Give the data below again exactly as it stands. Omit the pictures.

══ DATASET ENTRIES

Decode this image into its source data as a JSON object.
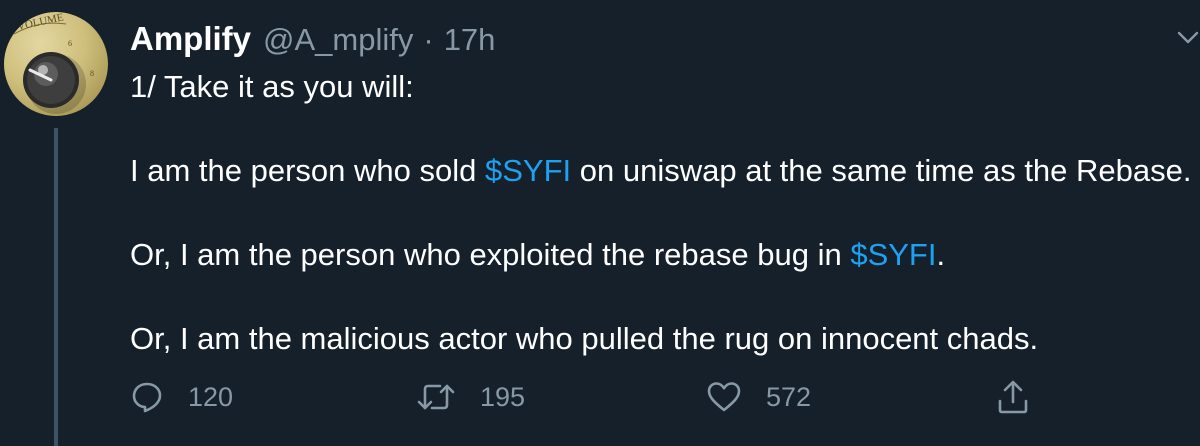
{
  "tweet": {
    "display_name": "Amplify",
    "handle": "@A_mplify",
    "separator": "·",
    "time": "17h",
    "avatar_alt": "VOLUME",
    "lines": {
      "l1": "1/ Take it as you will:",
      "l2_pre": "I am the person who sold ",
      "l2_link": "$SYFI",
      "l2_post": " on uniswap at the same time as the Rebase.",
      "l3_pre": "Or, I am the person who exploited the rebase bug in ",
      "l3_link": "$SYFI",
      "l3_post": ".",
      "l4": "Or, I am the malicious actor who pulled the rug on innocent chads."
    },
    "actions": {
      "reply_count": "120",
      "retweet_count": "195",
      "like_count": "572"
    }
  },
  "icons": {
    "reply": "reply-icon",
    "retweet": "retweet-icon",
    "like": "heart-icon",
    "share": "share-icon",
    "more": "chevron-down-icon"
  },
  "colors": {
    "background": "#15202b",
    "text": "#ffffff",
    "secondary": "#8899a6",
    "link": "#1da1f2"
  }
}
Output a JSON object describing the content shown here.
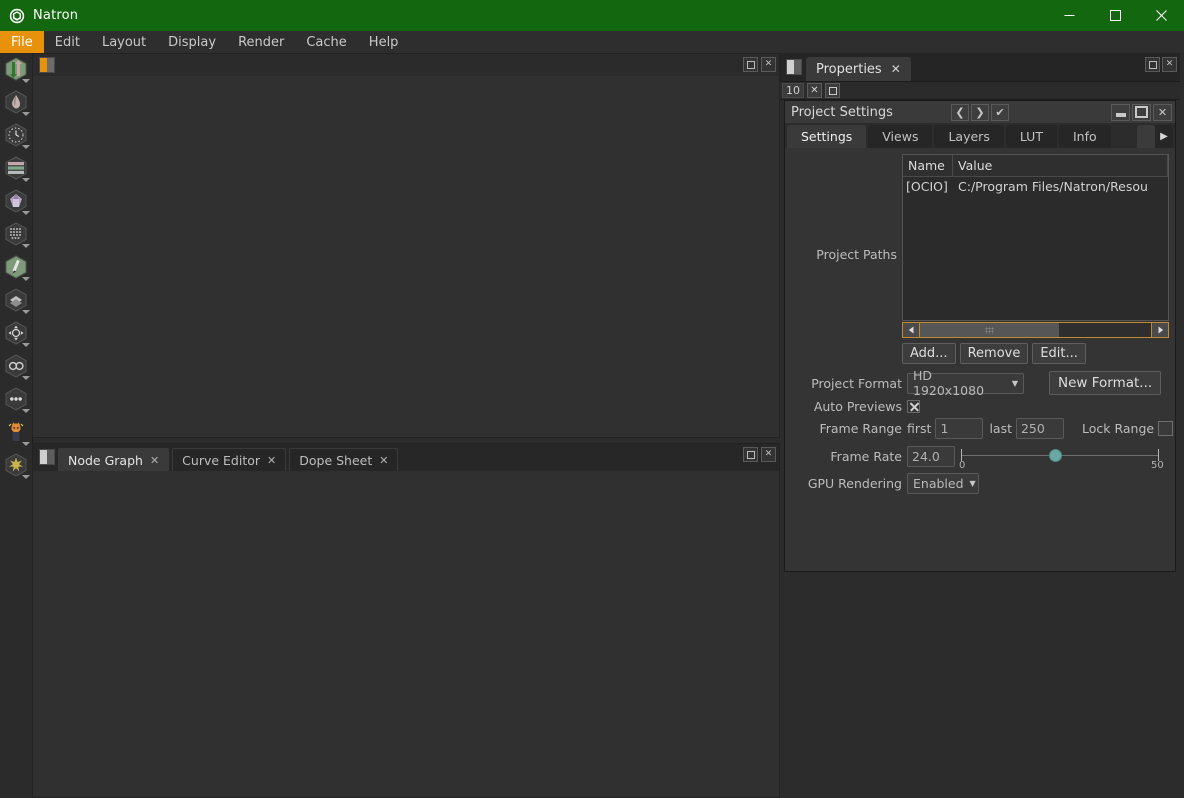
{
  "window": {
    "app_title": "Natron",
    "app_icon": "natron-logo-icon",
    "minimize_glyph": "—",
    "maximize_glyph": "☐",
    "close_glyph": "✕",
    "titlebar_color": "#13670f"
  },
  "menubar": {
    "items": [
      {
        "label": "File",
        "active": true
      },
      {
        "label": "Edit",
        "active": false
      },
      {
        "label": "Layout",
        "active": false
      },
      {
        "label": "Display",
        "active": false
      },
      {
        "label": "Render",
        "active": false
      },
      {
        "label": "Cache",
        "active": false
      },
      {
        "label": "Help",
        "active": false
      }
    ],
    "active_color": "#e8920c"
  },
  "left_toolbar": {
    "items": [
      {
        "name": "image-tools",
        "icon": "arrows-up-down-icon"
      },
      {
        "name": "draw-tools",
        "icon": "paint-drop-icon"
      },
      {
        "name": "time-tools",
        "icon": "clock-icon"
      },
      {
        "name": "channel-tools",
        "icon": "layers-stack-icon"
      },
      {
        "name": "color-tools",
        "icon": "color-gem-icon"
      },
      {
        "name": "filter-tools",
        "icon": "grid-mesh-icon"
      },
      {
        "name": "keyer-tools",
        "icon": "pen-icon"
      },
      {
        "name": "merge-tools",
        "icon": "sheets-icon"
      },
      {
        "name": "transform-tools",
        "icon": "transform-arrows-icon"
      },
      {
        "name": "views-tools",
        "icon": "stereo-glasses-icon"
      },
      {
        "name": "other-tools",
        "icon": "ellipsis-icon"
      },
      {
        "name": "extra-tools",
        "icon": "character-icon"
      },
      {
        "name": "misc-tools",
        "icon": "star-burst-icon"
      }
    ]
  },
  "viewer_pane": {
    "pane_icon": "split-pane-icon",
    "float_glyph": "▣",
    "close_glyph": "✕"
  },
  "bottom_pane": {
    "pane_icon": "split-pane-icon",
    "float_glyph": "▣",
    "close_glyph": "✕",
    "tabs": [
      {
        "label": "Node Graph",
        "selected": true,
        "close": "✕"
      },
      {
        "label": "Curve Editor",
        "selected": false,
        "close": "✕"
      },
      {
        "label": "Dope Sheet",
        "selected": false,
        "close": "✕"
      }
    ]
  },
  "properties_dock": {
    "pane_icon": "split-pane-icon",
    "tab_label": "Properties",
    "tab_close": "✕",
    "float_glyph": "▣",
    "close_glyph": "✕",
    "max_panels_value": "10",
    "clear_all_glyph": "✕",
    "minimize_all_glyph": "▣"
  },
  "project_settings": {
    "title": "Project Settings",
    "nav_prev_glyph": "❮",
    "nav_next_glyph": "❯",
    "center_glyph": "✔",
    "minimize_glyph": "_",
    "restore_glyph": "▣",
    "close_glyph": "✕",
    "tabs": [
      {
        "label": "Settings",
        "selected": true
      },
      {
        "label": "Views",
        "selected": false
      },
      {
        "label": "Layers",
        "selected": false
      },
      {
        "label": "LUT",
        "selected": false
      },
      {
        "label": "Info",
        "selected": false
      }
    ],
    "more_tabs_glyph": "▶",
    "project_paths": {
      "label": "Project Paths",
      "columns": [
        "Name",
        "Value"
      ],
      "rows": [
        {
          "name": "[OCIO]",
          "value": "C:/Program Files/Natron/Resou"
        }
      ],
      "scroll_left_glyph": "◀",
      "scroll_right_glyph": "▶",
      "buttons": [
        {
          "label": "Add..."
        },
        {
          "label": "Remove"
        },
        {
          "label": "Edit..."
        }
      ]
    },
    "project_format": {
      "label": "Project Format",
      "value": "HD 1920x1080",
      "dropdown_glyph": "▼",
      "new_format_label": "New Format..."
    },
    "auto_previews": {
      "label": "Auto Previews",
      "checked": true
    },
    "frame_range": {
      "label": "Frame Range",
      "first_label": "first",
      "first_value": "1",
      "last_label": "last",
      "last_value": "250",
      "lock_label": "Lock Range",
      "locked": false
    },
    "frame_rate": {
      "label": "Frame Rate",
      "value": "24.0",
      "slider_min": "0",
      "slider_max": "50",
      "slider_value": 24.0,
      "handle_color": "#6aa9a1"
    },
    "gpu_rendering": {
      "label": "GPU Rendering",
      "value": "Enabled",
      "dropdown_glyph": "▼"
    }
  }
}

════

### RESPONSE FOR THIS EXERCISE
Decode this image into its source data as a JSON object.
{
  "tweet": {
    "display_name": "Amplify",
    "handle": "@A_mplify",
    "separator": "·",
    "time": "17h",
    "avatar_alt": "VOLUME",
    "lines": {
      "l1": "1/ Take it as you will:",
      "l2_pre": "I am the person who sold ",
      "l2_link": "$SYFI",
      "l2_post": " on uniswap at the same time as the Rebase.",
      "l3_pre": "Or, I am the person who exploited the rebase bug in ",
      "l3_link": "$SYFI",
      "l3_post": ".",
      "l4": "Or, I am the malicious actor who pulled the rug on innocent chads."
    },
    "actions": {
      "reply_count": "120",
      "retweet_count": "195",
      "like_count": "572"
    }
  },
  "icons": {
    "reply": "reply-icon",
    "retweet": "retweet-icon",
    "like": "heart-icon",
    "share": "share-icon",
    "more": "chevron-down-icon"
  },
  "colors": {
    "background": "#15202b",
    "text": "#ffffff",
    "secondary": "#8899a6",
    "link": "#1da1f2"
  }
}
Output a JSON object describing the content shown here.
{
  "window": {
    "app_title": "Natron",
    "app_icon": "natron-logo-icon",
    "minimize_glyph": "—",
    "maximize_glyph": "☐",
    "close_glyph": "✕",
    "titlebar_color": "#13670f"
  },
  "menubar": {
    "items": [
      {
        "label": "File",
        "active": true
      },
      {
        "label": "Edit",
        "active": false
      },
      {
        "label": "Layout",
        "active": false
      },
      {
        "label": "Display",
        "active": false
      },
      {
        "label": "Render",
        "active": false
      },
      {
        "label": "Cache",
        "active": false
      },
      {
        "label": "Help",
        "active": false
      }
    ],
    "active_color": "#e8920c"
  },
  "left_toolbar": {
    "items": [
      {
        "name": "image-tools",
        "icon": "arrows-up-down-icon"
      },
      {
        "name": "draw-tools",
        "icon": "paint-drop-icon"
      },
      {
        "name": "time-tools",
        "icon": "clock-icon"
      },
      {
        "name": "channel-tools",
        "icon": "layers-stack-icon"
      },
      {
        "name": "color-tools",
        "icon": "color-gem-icon"
      },
      {
        "name": "filter-tools",
        "icon": "grid-mesh-icon"
      },
      {
        "name": "keyer-tools",
        "icon": "pen-icon"
      },
      {
        "name": "merge-tools",
        "icon": "sheets-icon"
      },
      {
        "name": "transform-tools",
        "icon": "transform-arrows-icon"
      },
      {
        "name": "views-tools",
        "icon": "stereo-glasses-icon"
      },
      {
        "name": "other-tools",
        "icon": "ellipsis-icon"
      },
      {
        "name": "extra-tools",
        "icon": "character-icon"
      },
      {
        "name": "misc-tools",
        "icon": "star-burst-icon"
      }
    ]
  },
  "viewer_pane": {
    "pane_icon": "split-pane-icon",
    "float_glyph": "▣",
    "close_glyph": "✕"
  },
  "bottom_pane": {
    "pane_icon": "split-pane-icon",
    "float_glyph": "▣",
    "close_glyph": "✕",
    "tabs": [
      {
        "label": "Node Graph",
        "selected": true,
        "close": "✕"
      },
      {
        "label": "Curve Editor",
        "selected": false,
        "close": "✕"
      },
      {
        "label": "Dope Sheet",
        "selected": false,
        "close": "✕"
      }
    ]
  },
  "properties_dock": {
    "pane_icon": "split-pane-icon",
    "tab_label": "Properties",
    "tab_close": "✕",
    "float_glyph": "▣",
    "close_glyph": "✕",
    "max_panels_value": "10",
    "clear_all_glyph": "✕",
    "minimize_all_glyph": "▣"
  },
  "project_settings": {
    "title": "Project Settings",
    "nav_prev_glyph": "❮",
    "nav_next_glyph": "❯",
    "center_glyph": "✔",
    "minimize_glyph": "_",
    "restore_glyph": "▣",
    "close_glyph": "✕",
    "tabs": [
      {
        "label": "Settings",
        "selected": true
      },
      {
        "label": "Views",
        "selected": false
      },
      {
        "label": "Layers",
        "selected": false
      },
      {
        "label": "LUT",
        "selected": false
      },
      {
        "label": "Info",
        "selected": false
      }
    ],
    "more_tabs_glyph": "▶",
    "project_paths": {
      "label": "Project Paths",
      "columns": [
        "Name",
        "Value"
      ],
      "rows": [
        {
          "name": "[OCIO]",
          "value": "C:/Program Files/Natron/Resou"
        }
      ],
      "scroll_left_glyph": "◀",
      "scroll_right_glyph": "▶",
      "buttons": [
        {
          "label": "Add..."
        },
        {
          "label": "Remove"
        },
        {
          "label": "Edit..."
        }
      ]
    },
    "project_format": {
      "label": "Project Format",
      "value": "HD 1920x1080",
      "dropdown_glyph": "▼",
      "new_format_label": "New Format..."
    },
    "auto_previews": {
      "label": "Auto Previews",
      "checked": true
    },
    "frame_range": {
      "label": "Frame Range",
      "first_label": "first",
      "first_value": "1",
      "last_label": "last",
      "last_value": "250",
      "lock_label": "Lock Range",
      "locked": false
    },
    "frame_rate": {
      "label": "Frame Rate",
      "value": "24.0",
      "slider_min": "0",
      "slider_max": "50",
      "slider_value": 24.0,
      "handle_color": "#6aa9a1"
    },
    "gpu_rendering": {
      "label": "GPU Rendering",
      "value": "Enabled",
      "dropdown_glyph": "▼"
    }
  }
}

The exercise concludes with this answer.